◆ **Instructions to follow**: Pick out the lines below that contain the string "enhancement" and copy them all.

== Input material

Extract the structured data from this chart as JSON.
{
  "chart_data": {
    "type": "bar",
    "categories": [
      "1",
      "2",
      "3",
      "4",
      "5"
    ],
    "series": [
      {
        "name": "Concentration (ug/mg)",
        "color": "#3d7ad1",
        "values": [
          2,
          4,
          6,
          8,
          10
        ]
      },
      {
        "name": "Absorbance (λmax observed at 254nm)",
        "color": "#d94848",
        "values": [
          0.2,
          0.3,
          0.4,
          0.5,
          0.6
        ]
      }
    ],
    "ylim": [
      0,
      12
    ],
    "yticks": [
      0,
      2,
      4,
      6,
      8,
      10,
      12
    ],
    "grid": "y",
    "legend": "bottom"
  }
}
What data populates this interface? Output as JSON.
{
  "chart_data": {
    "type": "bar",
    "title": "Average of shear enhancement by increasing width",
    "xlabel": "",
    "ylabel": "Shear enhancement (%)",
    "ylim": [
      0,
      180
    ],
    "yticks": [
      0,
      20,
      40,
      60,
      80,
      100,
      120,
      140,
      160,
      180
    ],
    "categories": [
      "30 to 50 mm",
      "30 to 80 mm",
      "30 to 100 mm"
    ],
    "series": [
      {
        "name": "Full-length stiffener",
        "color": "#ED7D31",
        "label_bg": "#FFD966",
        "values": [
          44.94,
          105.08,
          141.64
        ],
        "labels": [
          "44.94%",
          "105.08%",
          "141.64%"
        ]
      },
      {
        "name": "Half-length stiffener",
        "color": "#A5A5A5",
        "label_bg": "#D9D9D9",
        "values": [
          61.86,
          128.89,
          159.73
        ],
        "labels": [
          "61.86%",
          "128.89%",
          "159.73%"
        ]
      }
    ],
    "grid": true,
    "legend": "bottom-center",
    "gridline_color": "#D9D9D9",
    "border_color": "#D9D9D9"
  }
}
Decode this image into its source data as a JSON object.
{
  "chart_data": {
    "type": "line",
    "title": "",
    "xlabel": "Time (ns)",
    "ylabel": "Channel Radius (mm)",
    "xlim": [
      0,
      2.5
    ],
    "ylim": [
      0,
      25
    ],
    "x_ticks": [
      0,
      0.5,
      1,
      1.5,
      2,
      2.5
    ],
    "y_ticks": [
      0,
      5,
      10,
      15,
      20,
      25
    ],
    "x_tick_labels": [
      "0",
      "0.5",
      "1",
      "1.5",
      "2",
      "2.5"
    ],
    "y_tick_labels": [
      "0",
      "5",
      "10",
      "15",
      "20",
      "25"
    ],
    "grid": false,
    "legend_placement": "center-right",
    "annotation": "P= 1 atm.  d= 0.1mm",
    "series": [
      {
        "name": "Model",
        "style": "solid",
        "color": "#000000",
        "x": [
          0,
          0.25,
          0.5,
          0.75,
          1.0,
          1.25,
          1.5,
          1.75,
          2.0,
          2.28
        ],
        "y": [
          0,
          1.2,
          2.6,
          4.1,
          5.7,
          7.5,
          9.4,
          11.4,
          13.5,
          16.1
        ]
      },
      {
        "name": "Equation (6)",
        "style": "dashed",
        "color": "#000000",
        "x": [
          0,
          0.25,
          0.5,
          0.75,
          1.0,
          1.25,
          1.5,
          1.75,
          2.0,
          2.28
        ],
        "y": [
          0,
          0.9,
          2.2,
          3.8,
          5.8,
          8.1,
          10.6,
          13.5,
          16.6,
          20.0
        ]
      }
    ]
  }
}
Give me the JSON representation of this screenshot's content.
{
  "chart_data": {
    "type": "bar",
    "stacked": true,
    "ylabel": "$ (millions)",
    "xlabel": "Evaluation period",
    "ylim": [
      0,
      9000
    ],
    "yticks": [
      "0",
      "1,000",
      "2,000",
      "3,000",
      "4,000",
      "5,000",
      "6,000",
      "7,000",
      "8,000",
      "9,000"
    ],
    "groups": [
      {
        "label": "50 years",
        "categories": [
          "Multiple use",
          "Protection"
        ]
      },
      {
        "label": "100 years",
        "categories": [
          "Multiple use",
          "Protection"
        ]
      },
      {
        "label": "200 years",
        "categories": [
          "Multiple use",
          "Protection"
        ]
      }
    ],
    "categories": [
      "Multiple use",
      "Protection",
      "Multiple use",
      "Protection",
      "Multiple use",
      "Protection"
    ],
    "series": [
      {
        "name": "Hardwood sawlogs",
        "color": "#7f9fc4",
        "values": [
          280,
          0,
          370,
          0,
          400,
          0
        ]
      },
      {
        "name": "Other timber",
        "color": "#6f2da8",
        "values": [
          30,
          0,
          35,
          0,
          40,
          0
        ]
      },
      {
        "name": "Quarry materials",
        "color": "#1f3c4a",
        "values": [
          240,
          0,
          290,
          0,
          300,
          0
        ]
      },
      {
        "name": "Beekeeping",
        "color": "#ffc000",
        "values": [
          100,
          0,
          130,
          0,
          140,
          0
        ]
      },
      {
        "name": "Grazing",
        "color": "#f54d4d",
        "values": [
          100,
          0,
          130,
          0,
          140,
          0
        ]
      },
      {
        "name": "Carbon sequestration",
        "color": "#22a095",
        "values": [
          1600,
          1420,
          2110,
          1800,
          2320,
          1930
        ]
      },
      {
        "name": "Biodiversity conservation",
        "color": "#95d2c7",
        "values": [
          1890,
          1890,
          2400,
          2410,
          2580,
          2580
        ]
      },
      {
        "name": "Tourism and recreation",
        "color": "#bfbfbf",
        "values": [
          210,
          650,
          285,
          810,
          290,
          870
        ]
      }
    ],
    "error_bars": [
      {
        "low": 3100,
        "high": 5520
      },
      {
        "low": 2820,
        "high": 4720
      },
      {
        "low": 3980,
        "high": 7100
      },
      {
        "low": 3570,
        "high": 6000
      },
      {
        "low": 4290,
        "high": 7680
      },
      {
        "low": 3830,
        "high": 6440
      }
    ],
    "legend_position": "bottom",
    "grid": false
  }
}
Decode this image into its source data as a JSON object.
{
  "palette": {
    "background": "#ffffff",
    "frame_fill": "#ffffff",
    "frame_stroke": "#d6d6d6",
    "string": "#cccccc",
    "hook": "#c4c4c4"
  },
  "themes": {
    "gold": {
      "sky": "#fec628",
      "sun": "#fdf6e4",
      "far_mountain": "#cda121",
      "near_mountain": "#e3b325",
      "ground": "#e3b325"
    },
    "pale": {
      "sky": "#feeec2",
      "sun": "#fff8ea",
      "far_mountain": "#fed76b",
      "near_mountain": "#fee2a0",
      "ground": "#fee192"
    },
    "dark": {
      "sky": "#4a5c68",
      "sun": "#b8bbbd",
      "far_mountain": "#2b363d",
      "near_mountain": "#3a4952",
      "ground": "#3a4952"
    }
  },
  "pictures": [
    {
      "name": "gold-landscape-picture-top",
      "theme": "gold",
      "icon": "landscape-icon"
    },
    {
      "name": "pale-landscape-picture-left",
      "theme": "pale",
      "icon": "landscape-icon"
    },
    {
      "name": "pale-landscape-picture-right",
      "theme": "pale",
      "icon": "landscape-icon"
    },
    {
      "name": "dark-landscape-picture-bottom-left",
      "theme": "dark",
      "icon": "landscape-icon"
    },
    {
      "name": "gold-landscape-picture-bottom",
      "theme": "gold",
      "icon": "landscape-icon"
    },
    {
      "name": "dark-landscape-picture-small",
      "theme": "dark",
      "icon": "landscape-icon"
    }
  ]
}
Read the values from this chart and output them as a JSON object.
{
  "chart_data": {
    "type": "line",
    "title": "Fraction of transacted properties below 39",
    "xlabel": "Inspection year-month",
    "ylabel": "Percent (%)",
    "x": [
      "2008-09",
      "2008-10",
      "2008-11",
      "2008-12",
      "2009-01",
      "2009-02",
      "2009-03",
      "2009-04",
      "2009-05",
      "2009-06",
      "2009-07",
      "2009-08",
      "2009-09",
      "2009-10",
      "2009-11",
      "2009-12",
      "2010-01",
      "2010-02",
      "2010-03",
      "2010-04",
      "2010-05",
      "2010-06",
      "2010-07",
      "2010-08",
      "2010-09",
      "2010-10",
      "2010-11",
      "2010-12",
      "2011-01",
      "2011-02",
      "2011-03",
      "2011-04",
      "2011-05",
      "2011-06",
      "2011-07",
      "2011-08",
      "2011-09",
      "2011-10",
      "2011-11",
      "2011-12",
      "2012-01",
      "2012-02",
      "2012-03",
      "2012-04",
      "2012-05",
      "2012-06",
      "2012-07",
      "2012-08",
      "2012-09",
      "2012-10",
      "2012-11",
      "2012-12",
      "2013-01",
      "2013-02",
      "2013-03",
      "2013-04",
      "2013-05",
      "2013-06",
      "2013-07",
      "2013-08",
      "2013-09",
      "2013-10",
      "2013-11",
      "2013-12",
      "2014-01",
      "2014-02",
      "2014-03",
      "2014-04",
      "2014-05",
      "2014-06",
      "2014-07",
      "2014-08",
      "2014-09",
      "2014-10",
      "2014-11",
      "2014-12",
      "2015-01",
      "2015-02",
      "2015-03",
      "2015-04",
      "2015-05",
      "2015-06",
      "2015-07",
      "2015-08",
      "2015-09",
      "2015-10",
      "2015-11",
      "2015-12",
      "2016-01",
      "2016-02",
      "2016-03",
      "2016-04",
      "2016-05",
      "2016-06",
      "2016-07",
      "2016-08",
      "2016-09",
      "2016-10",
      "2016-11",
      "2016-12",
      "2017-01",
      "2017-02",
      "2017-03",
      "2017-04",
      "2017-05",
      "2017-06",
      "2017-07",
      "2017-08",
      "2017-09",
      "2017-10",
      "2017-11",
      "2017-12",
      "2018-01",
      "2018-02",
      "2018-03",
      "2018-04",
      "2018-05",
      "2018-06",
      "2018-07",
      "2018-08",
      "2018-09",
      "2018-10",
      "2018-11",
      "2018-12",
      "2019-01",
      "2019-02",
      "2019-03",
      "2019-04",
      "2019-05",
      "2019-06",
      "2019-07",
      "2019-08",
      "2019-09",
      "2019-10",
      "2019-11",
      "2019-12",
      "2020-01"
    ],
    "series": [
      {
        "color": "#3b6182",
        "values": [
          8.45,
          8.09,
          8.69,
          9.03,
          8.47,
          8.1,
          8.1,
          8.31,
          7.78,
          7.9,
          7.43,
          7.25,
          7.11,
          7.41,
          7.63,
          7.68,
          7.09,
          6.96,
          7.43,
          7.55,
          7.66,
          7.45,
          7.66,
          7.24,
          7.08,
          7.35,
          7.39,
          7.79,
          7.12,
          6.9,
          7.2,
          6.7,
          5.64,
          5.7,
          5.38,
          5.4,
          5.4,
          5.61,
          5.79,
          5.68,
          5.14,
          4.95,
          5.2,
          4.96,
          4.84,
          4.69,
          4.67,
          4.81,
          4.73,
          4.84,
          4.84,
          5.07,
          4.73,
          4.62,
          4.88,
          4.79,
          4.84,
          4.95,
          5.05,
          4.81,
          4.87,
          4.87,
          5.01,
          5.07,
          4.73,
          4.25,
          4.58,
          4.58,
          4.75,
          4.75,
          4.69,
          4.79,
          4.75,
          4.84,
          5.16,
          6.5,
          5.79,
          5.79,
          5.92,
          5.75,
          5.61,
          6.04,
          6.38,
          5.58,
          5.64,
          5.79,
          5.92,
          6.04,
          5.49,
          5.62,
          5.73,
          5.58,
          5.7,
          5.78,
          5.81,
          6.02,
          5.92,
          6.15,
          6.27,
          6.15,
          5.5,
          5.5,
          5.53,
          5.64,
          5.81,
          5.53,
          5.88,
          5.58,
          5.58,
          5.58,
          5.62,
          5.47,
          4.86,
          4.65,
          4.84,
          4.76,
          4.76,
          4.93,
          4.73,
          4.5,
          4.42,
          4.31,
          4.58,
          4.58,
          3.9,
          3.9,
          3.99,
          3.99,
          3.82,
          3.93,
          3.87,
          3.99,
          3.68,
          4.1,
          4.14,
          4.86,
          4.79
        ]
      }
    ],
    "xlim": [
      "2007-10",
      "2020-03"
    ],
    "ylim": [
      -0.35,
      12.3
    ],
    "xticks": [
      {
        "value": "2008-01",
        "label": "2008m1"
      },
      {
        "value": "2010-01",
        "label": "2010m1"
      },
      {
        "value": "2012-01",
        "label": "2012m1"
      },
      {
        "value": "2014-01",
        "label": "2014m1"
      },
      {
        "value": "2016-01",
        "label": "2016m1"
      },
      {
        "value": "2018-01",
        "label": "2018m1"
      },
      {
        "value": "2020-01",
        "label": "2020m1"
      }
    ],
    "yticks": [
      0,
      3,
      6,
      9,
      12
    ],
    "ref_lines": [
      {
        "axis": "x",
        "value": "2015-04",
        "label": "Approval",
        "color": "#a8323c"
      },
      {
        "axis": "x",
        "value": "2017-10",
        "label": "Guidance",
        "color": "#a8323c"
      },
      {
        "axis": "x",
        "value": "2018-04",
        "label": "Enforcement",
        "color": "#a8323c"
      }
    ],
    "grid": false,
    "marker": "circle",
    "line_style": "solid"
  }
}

====

◆ **Correct result**:
    "title": "Average of shear enhancement by increasing width",
    "ylabel": "Shear enhancement (%)",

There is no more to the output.